| Given task 1 |
In the offshore trust article below, repeat the passage from "The Trustees have" to "own them legally." word for word.

| Page extract |
· · · · · · ·

How An Offshore Trust Can Make Your Assets Bullet-Proof

Trusts are originally a British concept. They were originally established centuries ago when the British landed nobility were going to war. They would leave their affairs to be managed by others in a trust with strict instructions on how their assets were to be managed. When they returned from war, the trustees would return the assets to the nobles who returned from war.

There are three layers to a trust. You have the settlor, the beneficiary, and the trustees. The settlor is the person or entity who establishes the Trust. The Beneficiaries are those who will benefit from the assets owned by The Trust in the future. The trustees manage the trust on behalf of the beneficiaries. Offshore trusts and foundations work in exactly the same way as their onshore equivalents. Offshore trusts, however, offer a greater level of privacy and protection.

The Trustees have instructions on how to manage the assets and how they are to be disbursed. The Settlor, although he doesn’t control or own the assets, may have significant input into what happens to them. With many offshore trusts, the settlor will have a Power of Attorney to manage the assets owned by the trust or foundation. In this way, you are able to use an offshore trust to control significant assets without having any legal ownership of the assets.

​1. Iron-Clad Legal Protection for Your Assets Held in an Offshore Trust

The reason that Trusts have stood the test of time over centuries is that they provide a clear legal separation of the assets of an individual from the assets of the Trust. When you transfer assets to a Trust or a Foundation, you no longer own them legally.

Offshore trusts add another layer of protection for the settlor and beneficiaries, as it’s often impossible for any hostile creditor to discover any information about the assets and activities of the offshore trust or foundation. This level of privacy is protected with strong legal safeguards in some offshore jurisdictions.

They can’t be seized by your creditors. Trust law in some jurisdictions even has legislation to stop anyone from being forced to transfer the assets of the trust under duress. For example, imagine your ex-wife knows about the millions sitting in the Offshore Trust and manages to get a judgment to have them transferred to her in your home country.

· · · · · · ·

| Entries shown |
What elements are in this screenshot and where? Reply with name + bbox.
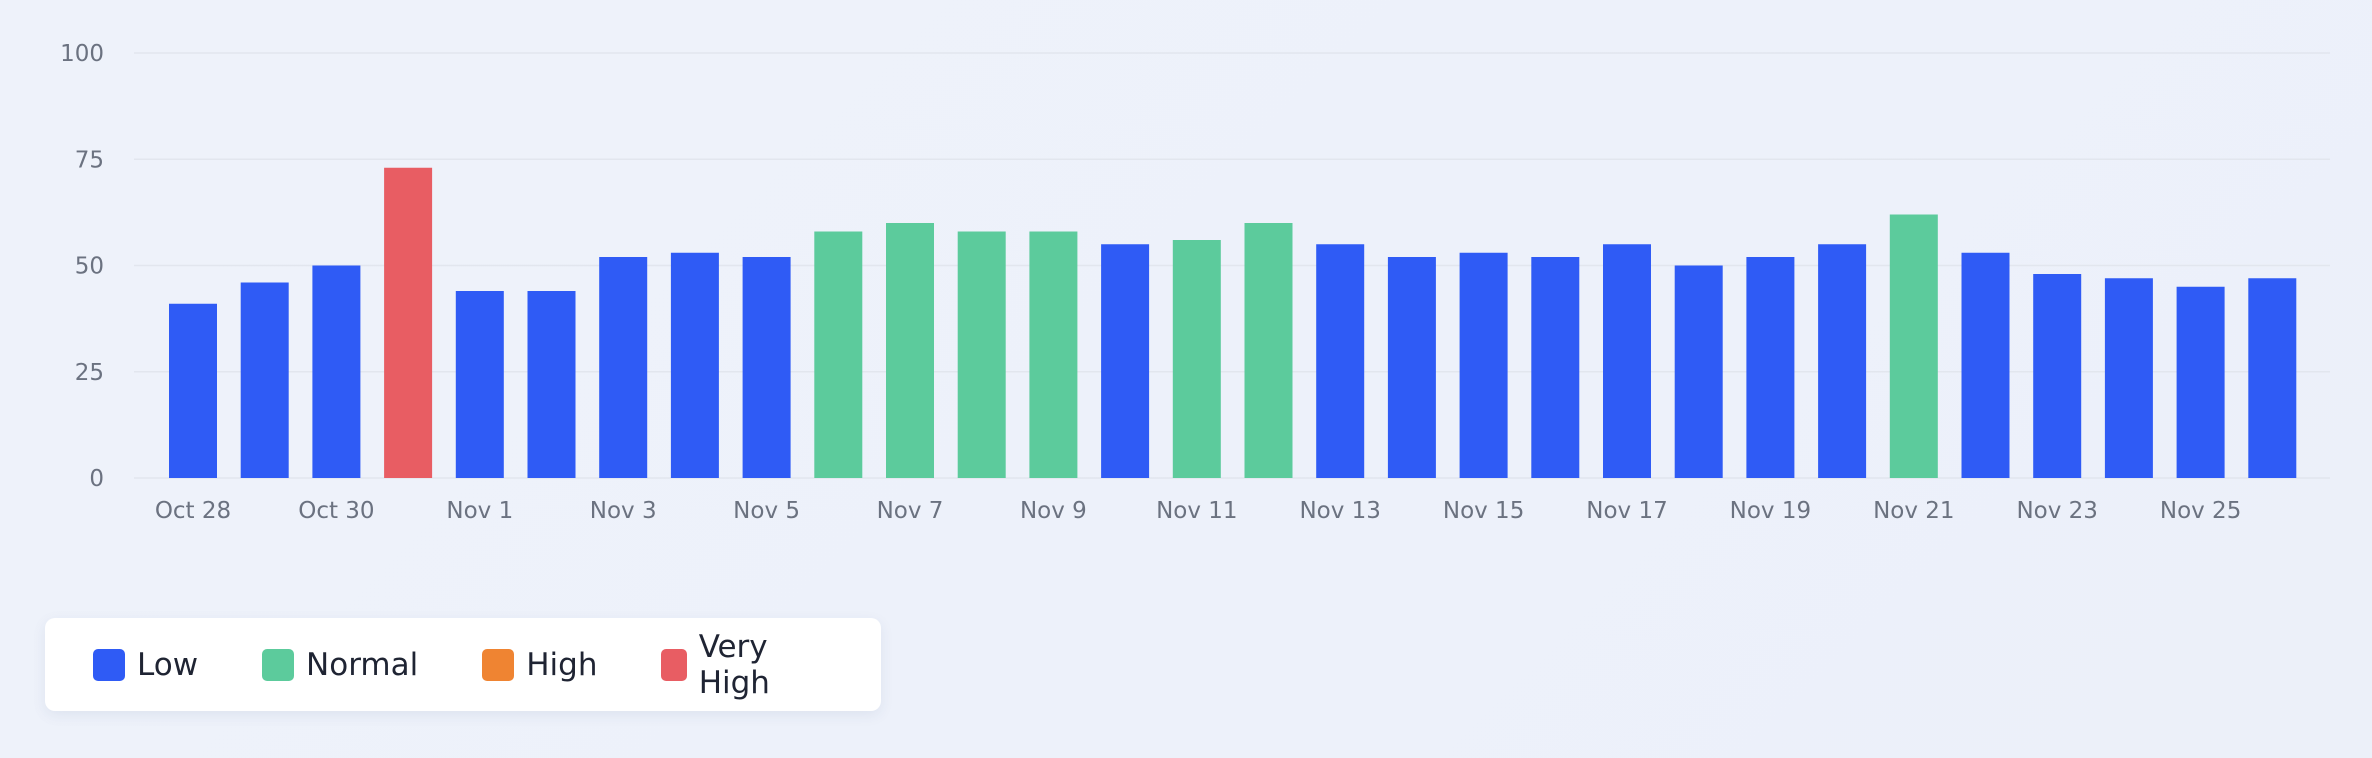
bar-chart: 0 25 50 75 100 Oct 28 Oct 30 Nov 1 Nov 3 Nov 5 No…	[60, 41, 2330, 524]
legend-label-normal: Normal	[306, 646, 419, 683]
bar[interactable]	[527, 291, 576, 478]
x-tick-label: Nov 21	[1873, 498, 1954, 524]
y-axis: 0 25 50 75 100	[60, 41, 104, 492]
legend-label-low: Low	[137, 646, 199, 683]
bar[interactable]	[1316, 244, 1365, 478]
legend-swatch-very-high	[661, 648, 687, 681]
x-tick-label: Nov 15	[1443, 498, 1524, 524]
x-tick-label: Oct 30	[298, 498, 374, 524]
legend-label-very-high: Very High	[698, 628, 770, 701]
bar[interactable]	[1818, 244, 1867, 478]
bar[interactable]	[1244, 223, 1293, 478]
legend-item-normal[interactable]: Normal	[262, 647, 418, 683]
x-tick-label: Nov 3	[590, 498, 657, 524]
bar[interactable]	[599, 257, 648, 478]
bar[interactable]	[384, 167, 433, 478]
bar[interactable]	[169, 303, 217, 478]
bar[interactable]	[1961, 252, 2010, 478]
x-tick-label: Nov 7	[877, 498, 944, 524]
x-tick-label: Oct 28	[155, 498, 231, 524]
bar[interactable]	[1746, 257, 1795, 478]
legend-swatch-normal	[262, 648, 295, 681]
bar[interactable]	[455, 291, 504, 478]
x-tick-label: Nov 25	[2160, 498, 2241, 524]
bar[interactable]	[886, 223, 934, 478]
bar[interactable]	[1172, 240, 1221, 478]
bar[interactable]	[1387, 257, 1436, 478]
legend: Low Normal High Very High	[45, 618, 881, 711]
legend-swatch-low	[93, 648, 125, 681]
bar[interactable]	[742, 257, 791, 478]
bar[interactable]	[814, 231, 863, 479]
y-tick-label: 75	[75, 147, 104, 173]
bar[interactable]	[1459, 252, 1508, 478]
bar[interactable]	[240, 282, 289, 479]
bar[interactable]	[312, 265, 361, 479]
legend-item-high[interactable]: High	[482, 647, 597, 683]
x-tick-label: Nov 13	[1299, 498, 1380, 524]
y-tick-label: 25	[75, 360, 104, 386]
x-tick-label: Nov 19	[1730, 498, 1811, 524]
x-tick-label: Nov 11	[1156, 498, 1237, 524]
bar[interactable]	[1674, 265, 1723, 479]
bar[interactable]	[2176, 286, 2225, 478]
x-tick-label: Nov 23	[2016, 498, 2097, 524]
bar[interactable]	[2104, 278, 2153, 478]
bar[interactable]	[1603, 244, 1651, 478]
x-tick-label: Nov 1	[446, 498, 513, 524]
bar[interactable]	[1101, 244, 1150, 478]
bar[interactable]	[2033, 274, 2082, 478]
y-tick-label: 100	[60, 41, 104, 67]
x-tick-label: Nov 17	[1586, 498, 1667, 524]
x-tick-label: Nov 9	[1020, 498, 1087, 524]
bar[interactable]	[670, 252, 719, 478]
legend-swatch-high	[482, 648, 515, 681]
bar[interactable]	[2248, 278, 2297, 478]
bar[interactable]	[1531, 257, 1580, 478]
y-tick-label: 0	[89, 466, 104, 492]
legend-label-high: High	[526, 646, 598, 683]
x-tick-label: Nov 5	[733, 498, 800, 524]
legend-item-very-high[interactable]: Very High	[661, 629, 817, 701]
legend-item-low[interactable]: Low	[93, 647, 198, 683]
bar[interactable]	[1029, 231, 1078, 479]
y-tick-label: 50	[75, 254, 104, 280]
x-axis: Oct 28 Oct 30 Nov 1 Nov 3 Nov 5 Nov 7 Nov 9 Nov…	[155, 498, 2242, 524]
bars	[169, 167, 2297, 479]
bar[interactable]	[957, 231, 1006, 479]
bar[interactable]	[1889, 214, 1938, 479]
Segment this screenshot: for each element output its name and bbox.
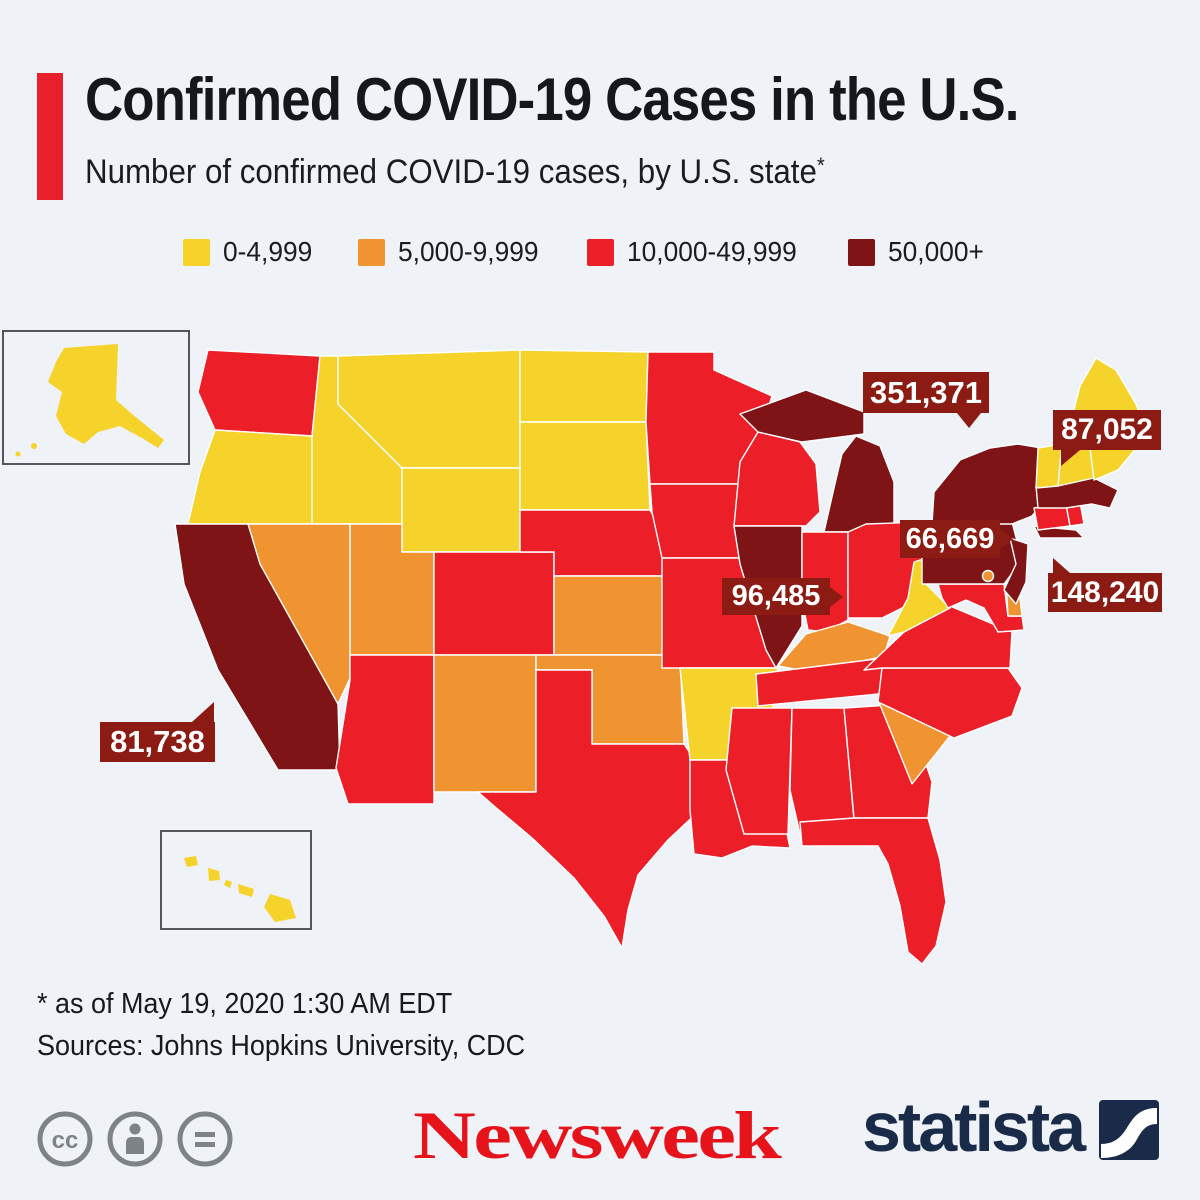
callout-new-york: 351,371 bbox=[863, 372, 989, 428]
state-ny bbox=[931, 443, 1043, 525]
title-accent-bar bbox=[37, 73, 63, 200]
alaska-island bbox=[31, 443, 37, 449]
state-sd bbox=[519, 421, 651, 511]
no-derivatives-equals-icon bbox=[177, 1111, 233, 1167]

· · · · · · ·

| Given task 2 |
Please duplicate the lines of the records from the line with "bar-chart: 0 25" to the line with "498, 1524, 524]", both included.

| Expected answer 1 |
The Trustees have instructions on how to manage the assets and how they are to be disbursed. The Settlor, although he doesn’t control or own the assets, may have significant input into what happens to them. With many offshore trusts, the settlor will have a Power of Attorney to manage the assets owned by the trust or foundation. In this way, you are able to use an offshore trust to control significant assets without having any legal ownership of the assets.

​1. Iron-Clad Legal Protection for Your Assets Held in an Offshore Trust

The reason that Trusts have stood the test of time over centuries is that they provide a clear legal separation of the assets of an individual from the assets of the Trust. When you transfer assets to a Trust or a Foundation, you no longer own them legally.

| Expected answer 2 |
bar-chart: 0 25 50 75 100 Oct 28 Oct 30 Nov 1 Nov 3 Nov 5 No…	[60, 41, 2330, 524]
legend-label-normal: Normal	[306, 646, 419, 683]
bar[interactable]	[527, 291, 576, 478]
x-tick-label: Nov 21	[1873, 498, 1954, 524]
y-axis: 0 25 50 75 100	[60, 41, 104, 492]
legend-label-low: Low	[137, 646, 199, 683]
bar[interactable]	[1316, 244, 1365, 478]
legend-swatch-very-high	[661, 648, 687, 681]
x-tick-label: Nov 15	[1443, 498, 1524, 524]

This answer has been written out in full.